Goal → Copy each line below in which the string "Quiz" occurs.

Figure contents as structured data

^^^^^^^^^^^^^^^^

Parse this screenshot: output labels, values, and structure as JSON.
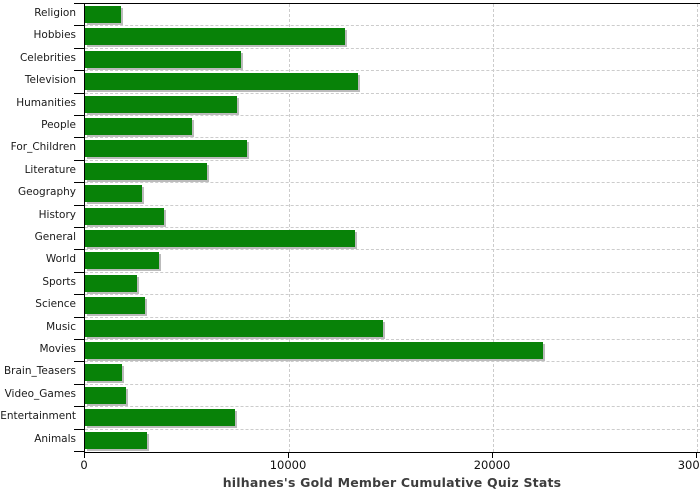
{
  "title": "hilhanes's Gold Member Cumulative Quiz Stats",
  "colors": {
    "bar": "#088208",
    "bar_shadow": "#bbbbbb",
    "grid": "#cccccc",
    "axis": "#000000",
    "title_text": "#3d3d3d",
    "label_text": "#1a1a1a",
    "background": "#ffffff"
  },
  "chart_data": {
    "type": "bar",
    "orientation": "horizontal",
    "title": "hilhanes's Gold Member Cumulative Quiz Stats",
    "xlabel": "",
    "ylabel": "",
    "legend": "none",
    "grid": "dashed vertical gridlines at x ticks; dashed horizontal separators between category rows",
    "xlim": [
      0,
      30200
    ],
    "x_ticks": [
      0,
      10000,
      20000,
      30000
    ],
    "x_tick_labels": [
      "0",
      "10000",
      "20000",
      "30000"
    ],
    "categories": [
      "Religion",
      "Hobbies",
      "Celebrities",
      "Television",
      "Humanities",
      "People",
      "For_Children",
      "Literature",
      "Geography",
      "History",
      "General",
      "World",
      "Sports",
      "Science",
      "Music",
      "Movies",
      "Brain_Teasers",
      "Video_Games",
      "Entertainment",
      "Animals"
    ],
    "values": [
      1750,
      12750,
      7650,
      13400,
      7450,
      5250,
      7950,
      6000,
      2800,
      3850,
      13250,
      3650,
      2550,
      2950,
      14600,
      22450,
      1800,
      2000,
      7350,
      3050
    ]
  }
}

^^^^^^^^^^^^^^^^

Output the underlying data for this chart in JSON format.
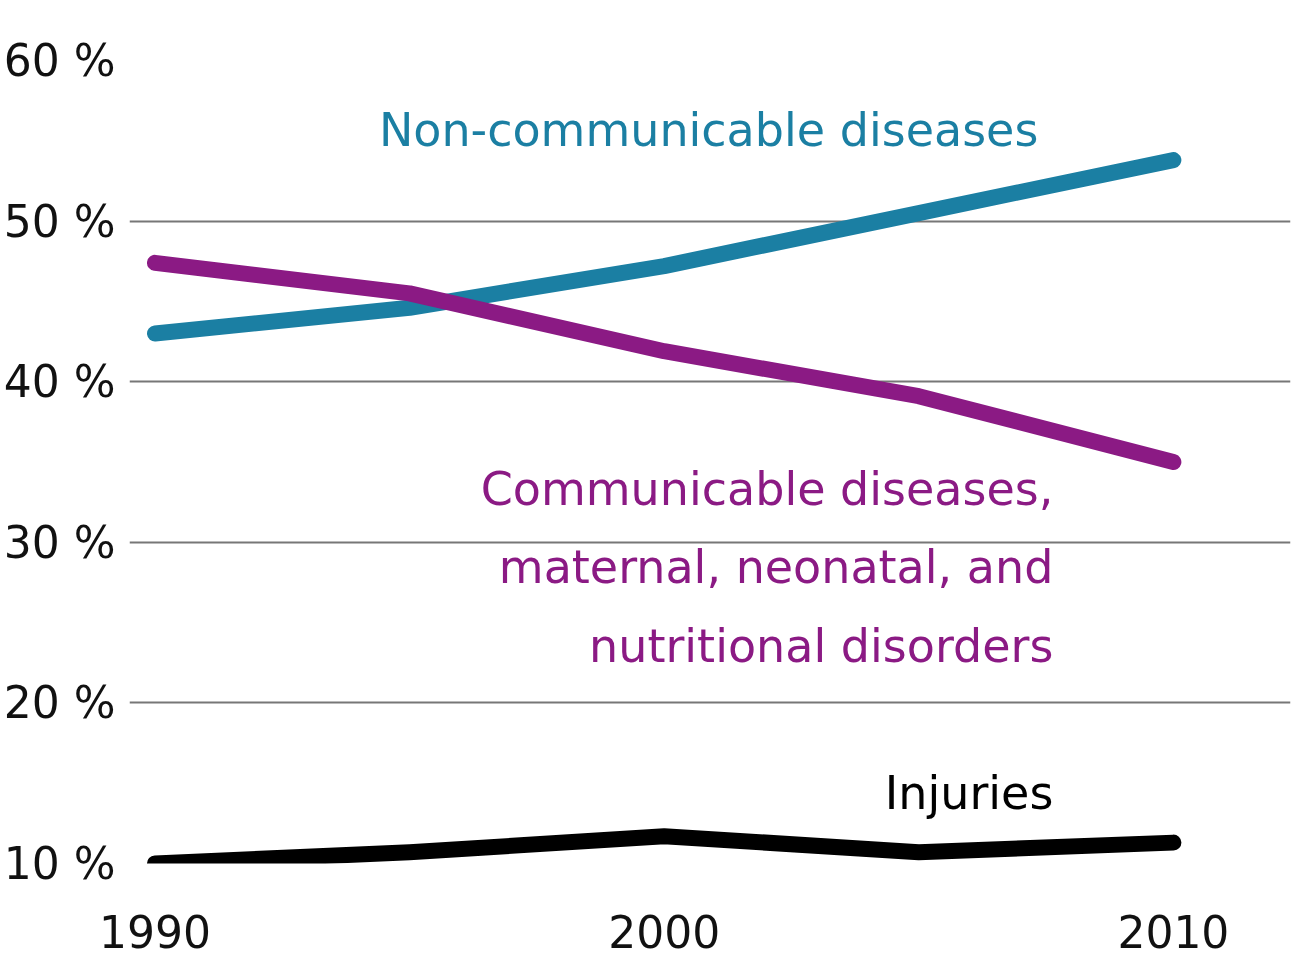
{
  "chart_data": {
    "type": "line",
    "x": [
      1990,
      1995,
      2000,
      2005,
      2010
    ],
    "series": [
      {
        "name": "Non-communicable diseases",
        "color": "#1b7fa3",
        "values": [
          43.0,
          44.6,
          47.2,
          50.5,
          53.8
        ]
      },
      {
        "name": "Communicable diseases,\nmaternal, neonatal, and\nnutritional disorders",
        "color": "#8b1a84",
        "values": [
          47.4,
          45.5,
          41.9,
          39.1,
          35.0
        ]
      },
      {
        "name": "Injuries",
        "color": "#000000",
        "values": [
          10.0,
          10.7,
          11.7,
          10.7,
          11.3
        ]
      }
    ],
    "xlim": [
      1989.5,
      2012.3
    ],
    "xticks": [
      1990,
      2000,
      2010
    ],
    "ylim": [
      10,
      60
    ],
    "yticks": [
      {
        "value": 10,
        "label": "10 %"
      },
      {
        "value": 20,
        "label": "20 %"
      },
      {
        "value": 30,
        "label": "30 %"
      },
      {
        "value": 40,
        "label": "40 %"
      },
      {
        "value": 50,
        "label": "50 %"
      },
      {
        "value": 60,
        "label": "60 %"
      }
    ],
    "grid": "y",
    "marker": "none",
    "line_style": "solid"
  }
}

^^^^^^^^^^^^^^^^

Written response →
  "title": "hilhanes's Gold Member Cumulative Quiz Stats",
    "title": "hilhanes's Gold Member Cumulative Quiz Stats",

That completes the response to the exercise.